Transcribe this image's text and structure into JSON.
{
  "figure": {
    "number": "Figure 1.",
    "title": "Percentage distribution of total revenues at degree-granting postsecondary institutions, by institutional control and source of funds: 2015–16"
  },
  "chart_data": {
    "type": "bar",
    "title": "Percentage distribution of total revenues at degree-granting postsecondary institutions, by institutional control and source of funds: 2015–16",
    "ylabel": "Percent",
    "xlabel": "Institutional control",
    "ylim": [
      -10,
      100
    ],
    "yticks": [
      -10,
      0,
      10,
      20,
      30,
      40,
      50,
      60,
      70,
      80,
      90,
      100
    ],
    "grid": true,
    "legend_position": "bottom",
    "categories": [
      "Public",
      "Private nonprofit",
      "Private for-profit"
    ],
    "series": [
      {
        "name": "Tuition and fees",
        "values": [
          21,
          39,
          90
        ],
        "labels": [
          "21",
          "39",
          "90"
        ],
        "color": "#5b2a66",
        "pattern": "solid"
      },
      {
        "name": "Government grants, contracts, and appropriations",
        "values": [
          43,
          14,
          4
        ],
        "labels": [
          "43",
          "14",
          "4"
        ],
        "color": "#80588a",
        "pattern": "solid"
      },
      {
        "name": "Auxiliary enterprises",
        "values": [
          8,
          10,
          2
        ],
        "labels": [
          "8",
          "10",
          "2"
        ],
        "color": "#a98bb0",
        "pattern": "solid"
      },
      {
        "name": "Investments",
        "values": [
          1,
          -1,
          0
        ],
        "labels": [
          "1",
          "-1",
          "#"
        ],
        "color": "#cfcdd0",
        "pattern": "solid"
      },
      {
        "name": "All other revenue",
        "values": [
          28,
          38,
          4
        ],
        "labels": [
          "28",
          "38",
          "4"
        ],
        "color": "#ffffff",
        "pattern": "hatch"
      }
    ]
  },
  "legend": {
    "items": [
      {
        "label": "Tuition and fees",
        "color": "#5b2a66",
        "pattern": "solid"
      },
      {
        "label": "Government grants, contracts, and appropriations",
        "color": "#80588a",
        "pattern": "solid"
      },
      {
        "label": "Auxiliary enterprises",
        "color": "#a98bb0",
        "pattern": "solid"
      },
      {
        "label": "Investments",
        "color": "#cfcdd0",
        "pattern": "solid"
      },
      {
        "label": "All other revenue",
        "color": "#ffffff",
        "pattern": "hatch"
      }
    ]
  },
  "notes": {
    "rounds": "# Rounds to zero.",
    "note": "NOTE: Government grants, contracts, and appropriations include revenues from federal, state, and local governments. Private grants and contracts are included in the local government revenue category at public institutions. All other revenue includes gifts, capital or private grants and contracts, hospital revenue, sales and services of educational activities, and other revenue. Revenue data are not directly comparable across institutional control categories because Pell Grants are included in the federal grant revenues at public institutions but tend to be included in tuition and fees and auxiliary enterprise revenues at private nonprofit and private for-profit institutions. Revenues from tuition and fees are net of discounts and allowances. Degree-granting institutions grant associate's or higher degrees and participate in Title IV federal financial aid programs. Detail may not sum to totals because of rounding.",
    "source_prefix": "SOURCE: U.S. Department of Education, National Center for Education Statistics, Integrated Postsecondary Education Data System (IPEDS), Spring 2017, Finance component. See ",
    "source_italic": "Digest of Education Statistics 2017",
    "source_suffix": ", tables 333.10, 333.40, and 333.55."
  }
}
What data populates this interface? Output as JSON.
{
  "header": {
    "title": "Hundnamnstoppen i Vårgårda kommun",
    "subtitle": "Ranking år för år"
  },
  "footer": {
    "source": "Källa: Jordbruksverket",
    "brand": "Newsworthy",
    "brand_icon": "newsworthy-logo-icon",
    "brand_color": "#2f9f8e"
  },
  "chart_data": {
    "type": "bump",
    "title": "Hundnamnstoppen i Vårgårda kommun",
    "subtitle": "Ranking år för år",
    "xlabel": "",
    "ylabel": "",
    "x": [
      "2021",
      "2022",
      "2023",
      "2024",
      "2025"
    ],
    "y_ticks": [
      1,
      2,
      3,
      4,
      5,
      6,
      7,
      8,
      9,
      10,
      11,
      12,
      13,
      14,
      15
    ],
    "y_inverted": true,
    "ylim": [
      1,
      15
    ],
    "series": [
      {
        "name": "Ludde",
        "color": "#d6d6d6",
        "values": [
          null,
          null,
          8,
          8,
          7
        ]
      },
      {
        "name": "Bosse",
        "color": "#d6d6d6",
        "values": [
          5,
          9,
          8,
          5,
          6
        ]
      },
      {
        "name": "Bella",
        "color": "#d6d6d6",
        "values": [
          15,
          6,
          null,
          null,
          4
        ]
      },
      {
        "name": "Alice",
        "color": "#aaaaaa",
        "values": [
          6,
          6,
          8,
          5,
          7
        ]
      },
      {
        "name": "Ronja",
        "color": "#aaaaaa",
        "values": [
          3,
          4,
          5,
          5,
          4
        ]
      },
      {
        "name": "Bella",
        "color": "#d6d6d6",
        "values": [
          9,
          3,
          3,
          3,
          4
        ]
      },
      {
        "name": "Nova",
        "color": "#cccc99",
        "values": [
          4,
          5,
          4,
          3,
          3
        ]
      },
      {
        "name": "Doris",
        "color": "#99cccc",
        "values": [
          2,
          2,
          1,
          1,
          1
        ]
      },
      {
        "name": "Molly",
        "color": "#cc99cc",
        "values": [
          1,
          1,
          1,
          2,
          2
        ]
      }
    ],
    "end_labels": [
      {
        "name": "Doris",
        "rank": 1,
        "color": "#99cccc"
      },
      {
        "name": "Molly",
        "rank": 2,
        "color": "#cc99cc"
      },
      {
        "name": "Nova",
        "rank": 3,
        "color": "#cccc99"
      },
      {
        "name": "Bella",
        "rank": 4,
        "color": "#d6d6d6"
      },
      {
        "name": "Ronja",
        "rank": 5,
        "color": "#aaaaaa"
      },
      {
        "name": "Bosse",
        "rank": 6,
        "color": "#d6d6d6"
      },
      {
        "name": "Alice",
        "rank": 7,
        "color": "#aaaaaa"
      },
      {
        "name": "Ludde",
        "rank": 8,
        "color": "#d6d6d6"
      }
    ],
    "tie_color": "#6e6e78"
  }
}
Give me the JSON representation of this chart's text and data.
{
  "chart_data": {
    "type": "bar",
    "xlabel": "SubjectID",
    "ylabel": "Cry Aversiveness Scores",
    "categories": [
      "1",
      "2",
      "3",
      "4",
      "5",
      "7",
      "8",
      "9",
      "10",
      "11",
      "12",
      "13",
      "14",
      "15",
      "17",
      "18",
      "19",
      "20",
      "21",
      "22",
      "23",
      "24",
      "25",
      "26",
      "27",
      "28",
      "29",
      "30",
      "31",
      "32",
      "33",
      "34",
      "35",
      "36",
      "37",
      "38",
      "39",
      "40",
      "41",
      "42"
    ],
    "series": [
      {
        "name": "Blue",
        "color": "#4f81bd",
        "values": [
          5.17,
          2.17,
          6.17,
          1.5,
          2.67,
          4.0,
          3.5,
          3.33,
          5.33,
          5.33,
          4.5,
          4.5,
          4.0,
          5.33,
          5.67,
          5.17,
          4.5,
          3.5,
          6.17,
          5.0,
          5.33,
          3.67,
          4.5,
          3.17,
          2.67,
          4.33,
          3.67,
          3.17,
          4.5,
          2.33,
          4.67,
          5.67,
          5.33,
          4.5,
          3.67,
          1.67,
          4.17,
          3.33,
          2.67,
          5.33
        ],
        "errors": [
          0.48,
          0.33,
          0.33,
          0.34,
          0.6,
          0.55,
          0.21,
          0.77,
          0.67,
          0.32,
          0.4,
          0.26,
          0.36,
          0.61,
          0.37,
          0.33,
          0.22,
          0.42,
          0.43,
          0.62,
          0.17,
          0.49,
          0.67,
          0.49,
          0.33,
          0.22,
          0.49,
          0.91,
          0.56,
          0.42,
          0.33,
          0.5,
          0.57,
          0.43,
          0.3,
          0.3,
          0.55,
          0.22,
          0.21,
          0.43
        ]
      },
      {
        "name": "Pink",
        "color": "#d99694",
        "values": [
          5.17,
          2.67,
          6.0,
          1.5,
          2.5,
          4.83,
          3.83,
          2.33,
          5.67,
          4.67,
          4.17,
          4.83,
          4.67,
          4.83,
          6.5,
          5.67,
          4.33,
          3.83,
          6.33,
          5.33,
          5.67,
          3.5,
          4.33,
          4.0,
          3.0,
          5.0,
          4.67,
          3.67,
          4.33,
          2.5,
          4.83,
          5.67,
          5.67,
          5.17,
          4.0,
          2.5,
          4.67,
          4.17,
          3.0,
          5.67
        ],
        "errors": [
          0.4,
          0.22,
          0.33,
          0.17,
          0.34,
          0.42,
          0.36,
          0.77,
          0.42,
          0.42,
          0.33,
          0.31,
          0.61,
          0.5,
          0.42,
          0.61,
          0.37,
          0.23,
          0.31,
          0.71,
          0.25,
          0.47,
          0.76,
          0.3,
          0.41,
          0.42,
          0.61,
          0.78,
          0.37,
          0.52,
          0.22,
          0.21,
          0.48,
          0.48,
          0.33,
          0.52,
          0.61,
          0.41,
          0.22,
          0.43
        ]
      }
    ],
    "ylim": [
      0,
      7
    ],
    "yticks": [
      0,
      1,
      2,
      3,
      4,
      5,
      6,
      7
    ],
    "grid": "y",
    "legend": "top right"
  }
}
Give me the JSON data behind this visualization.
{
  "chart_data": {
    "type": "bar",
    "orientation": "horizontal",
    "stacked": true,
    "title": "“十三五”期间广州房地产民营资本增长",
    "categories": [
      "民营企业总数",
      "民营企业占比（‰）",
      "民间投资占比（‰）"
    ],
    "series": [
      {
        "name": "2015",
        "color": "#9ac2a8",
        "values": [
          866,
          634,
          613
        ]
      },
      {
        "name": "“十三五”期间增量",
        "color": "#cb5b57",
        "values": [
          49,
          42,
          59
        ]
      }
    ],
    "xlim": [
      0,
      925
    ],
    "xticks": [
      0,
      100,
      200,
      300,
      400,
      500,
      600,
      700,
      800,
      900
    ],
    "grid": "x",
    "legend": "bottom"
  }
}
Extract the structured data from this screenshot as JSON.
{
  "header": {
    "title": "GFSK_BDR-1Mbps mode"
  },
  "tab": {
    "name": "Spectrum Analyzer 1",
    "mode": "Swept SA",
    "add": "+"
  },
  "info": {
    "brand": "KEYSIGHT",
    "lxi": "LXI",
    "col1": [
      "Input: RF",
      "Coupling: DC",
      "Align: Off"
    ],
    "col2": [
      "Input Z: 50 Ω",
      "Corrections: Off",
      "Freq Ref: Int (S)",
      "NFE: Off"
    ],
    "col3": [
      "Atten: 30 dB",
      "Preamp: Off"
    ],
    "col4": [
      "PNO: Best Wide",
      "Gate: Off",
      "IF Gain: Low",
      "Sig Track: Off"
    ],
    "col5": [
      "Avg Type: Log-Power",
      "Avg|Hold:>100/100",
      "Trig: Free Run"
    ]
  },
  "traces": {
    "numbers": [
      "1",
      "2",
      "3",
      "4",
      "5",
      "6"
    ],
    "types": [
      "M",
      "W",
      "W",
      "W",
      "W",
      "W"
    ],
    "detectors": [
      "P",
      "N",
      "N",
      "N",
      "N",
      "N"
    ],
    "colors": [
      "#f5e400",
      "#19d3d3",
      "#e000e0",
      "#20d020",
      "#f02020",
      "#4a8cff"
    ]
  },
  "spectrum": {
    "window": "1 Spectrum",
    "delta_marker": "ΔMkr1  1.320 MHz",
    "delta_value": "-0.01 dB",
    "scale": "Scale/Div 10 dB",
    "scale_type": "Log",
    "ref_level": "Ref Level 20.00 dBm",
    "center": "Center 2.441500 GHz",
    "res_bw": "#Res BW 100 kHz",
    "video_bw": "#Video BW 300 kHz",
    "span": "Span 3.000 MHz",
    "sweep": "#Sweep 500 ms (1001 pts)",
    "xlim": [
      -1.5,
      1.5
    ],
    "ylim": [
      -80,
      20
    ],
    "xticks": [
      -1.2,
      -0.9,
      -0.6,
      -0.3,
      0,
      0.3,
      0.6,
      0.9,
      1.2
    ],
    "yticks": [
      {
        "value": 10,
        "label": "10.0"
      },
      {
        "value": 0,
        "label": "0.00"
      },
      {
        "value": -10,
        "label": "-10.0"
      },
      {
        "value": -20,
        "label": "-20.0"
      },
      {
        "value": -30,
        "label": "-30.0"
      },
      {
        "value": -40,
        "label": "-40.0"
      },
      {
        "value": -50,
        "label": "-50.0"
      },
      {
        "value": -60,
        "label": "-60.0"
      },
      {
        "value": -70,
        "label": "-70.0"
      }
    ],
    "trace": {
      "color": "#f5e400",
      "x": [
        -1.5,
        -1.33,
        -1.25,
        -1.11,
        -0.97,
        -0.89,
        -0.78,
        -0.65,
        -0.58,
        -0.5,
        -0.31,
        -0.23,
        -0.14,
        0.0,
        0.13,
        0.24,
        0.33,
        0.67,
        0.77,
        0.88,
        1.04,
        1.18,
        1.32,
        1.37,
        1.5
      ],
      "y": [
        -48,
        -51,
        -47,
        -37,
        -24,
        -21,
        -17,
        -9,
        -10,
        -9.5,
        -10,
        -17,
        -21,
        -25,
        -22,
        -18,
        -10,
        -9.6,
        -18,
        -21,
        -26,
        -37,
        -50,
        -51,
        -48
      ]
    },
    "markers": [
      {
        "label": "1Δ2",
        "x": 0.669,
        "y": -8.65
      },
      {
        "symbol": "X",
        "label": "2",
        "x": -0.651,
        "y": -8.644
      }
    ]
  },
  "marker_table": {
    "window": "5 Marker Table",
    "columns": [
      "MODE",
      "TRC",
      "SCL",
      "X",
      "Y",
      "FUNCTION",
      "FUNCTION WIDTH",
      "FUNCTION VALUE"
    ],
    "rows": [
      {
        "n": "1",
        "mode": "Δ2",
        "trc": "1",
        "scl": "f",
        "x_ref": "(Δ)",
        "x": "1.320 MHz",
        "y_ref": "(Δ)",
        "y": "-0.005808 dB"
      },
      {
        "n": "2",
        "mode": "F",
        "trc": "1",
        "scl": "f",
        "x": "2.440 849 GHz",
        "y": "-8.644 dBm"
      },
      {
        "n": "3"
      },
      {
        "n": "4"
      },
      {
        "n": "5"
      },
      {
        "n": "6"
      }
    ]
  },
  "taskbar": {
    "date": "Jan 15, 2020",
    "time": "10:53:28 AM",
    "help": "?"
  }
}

What is required:
Find and copy each line above that includes the string "this".

Solution below:
Transcribe this image's text and structure into JSON.
What data populates this interface? Output as JSON.
Give me the JSON representation of this chart's text and data.
Give me the JSON data behind this visualization.
Extract the structured data from this screenshot as JSON.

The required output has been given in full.